## WRITTEN INSTRUCTION
Copy the listing below line for line, changing nothing.

Dataset excerpt
______

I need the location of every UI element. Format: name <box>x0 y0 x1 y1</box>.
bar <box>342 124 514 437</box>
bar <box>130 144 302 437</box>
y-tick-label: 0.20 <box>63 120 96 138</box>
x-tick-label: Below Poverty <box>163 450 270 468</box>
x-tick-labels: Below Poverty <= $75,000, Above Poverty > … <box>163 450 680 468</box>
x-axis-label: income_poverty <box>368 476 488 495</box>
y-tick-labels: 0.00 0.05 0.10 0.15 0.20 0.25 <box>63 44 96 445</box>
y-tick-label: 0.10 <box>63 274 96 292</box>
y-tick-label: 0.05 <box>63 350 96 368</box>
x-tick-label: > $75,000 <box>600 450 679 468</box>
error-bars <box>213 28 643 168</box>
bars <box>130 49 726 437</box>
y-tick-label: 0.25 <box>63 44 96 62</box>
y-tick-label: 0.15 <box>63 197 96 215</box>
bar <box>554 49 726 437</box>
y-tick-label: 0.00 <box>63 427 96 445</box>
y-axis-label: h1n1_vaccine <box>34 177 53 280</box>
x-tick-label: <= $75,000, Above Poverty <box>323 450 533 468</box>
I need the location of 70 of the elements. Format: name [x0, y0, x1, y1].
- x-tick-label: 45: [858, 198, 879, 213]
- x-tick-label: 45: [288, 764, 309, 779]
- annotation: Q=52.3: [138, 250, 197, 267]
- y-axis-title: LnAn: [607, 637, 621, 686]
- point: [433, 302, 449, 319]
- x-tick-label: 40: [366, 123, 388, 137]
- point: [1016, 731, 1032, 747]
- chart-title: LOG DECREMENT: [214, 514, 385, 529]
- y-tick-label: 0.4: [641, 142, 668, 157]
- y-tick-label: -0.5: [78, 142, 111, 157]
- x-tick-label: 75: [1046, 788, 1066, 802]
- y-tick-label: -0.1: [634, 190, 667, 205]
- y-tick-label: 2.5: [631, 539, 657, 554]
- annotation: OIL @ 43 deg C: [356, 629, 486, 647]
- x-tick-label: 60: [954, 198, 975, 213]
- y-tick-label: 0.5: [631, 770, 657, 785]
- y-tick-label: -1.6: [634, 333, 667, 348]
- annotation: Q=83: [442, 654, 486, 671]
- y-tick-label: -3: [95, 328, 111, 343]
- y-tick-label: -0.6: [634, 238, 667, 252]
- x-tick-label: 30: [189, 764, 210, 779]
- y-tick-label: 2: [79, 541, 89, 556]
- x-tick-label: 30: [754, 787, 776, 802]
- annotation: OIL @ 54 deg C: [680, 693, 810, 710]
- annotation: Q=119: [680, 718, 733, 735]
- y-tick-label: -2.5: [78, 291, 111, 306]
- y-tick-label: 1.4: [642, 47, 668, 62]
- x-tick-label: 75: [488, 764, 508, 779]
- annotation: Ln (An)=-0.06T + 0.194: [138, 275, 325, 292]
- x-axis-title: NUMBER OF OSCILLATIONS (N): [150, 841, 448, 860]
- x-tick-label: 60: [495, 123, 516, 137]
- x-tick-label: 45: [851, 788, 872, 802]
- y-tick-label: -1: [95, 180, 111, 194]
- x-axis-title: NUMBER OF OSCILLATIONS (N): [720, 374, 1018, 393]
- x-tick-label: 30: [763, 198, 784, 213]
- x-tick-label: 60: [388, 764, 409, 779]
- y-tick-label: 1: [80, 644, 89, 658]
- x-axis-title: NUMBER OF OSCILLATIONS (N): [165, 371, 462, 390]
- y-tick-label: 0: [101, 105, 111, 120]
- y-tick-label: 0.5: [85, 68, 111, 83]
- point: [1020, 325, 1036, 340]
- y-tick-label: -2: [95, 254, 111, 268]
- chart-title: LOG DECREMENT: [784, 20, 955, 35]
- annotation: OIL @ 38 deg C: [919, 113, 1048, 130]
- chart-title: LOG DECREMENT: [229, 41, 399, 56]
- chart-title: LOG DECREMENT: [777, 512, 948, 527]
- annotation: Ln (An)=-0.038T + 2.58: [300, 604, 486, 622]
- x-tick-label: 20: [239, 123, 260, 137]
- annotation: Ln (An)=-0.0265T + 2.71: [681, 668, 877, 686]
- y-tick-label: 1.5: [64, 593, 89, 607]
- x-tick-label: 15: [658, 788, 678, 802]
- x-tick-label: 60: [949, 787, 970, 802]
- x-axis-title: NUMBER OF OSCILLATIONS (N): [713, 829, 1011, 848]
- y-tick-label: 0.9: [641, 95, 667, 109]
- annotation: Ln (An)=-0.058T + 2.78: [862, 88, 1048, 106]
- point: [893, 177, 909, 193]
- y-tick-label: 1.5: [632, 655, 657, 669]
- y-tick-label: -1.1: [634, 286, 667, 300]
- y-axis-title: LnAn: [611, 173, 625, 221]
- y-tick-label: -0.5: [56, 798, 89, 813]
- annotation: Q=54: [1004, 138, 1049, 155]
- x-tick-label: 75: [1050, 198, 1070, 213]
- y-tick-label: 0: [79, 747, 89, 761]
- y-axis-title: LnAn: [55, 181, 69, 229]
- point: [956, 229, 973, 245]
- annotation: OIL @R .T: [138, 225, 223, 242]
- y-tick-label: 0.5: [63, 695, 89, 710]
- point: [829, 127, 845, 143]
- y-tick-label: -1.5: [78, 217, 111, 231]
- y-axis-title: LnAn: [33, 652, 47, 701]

______

## CORRECT RESULT
I need the location of every UI element. Format: name <box>x0 y0 x1 y1</box>.
bar <box>342 124 514 437</box>
bar <box>130 144 302 437</box>
y-tick-label: 0.20 <box>63 120 96 138</box>
x-tick-label: Below Poverty <box>163 450 270 468</box>
x-tick-labels: Below Poverty <= $75,000, Above Poverty > … <box>163 450 680 468</box>
x-axis-label: income_poverty <box>368 476 488 495</box>
y-tick-labels: 0.00 0.05 0.10 0.15 0.20 0.25 <box>63 44 96 445</box>
y-tick-label: 0.10 <box>63 274 96 292</box>
y-tick-label: 0.05 <box>63 350 96 368</box>
x-tick-label: > $75,000 <box>600 450 679 468</box>
error-bars <box>213 28 643 168</box>
bars <box>130 49 726 437</box>
y-tick-label: 0.25 <box>63 44 96 62</box>
y-tick-label: 0.15 <box>63 197 96 215</box>
bar <box>554 49 726 437</box>
y-tick-label: 0.00 <box>63 427 96 445</box>
y-axis-label: h1n1_vaccine <box>34 177 53 280</box>
x-tick-label: <= $75,000, Above Poverty <box>323 450 533 468</box>
I need the location of 70 of the elements. Format: name [x0, y0, x1, y1].
- x-tick-label: 45: [858, 198, 879, 213]
- x-tick-label: 45: [288, 764, 309, 779]
- annotation: Q=52.3: [138, 250, 197, 267]
- y-axis-title: LnAn: [607, 637, 621, 686]
- point: [433, 302, 449, 319]
- x-tick-label: 40: [366, 123, 388, 137]
- point: [1016, 731, 1032, 747]
- chart-title: LOG DECREMENT: [214, 514, 385, 529]
- y-tick-label: 0.4: [641, 142, 668, 157]
- y-tick-label: -0.5: [78, 142, 111, 157]
- x-tick-label: 75: [1046, 788, 1066, 802]
- y-tick-label: -0.1: [634, 190, 667, 205]
- y-tick-label: 2.5: [631, 539, 657, 554]
- annotation: OIL @ 43 deg C: [356, 629, 486, 647]
- x-tick-label: 60: [954, 198, 975, 213]
- y-tick-label: 0.5: [631, 770, 657, 785]
- y-tick-label: -1.6: [634, 333, 667, 348]
- annotation: Q=83: [442, 654, 486, 671]
- y-tick-label: -3: [95, 328, 111, 343]
- y-tick-label: -0.6: [634, 238, 667, 252]
- x-tick-label: 30: [189, 764, 210, 779]
- y-tick-label: 2: [79, 541, 89, 556]
- x-tick-label: 30: [754, 787, 776, 802]
- annotation: OIL @ 54 deg C: [680, 693, 810, 710]
- annotation: Q=119: [680, 718, 733, 735]
- y-tick-label: -2.5: [78, 291, 111, 306]
- y-tick-label: 1.4: [642, 47, 668, 62]
- x-tick-label: 75: [488, 764, 508, 779]
- annotation: Ln (An)=-0.06T + 0.194: [138, 275, 325, 292]
- x-axis-title: NUMBER OF OSCILLATIONS (N): [150, 841, 448, 860]
- x-tick-label: 60: [495, 123, 516, 137]
- x-tick-label: 45: [851, 788, 872, 802]
- y-tick-label: -1: [95, 180, 111, 194]
- x-axis-title: NUMBER OF OSCILLATIONS (N): [720, 374, 1018, 393]
- x-tick-label: 30: [763, 198, 784, 213]
- x-tick-label: 60: [388, 764, 409, 779]
- y-tick-label: 1: [80, 644, 89, 658]
- x-axis-title: NUMBER OF OSCILLATIONS (N): [165, 371, 462, 390]
- y-tick-label: 0: [101, 105, 111, 120]
- y-tick-label: 0.5: [85, 68, 111, 83]
- point: [1020, 325, 1036, 340]
- y-tick-label: -2: [95, 254, 111, 268]
- chart-title: LOG DECREMENT: [784, 20, 955, 35]
- annotation: OIL @ 38 deg C: [919, 113, 1048, 130]
- chart-title: LOG DECREMENT: [229, 41, 399, 56]
- chart-title: LOG DECREMENT: [777, 512, 948, 527]
- annotation: Ln (An)=-0.038T + 2.58: [300, 604, 486, 622]
- x-tick-label: 20: [239, 123, 260, 137]
- annotation: Ln (An)=-0.0265T + 2.71: [681, 668, 877, 686]
- y-tick-label: 1.5: [64, 593, 89, 607]
- x-tick-label: 15: [658, 788, 678, 802]
- x-tick-label: 60: [949, 787, 970, 802]
- x-axis-title: NUMBER OF OSCILLATIONS (N): [713, 829, 1011, 848]
- y-tick-label: 0.9: [641, 95, 667, 109]
- annotation: Ln (An)=-0.058T + 2.78: [862, 88, 1048, 106]
- point: [893, 177, 909, 193]
- y-tick-label: 1.5: [632, 655, 657, 669]
- y-tick-label: -1.1: [634, 286, 667, 300]
- y-axis-title: LnAn: [611, 173, 625, 221]
- y-tick-label: -0.5: [56, 798, 89, 813]
- annotation: Q=54: [1004, 138, 1049, 155]
- x-tick-label: 75: [1050, 198, 1070, 213]
- y-tick-label: 0: [79, 747, 89, 761]
- y-axis-title: LnAn: [55, 181, 69, 229]
- point: [956, 229, 973, 245]
- annotation: OIL @R .T: [138, 225, 223, 242]
- y-tick-label: 0.5: [63, 695, 89, 710]
- point: [829, 127, 845, 143]
- y-tick-label: -1.5: [78, 217, 111, 231]
- y-axis-title: LnAn: [33, 652, 47, 701]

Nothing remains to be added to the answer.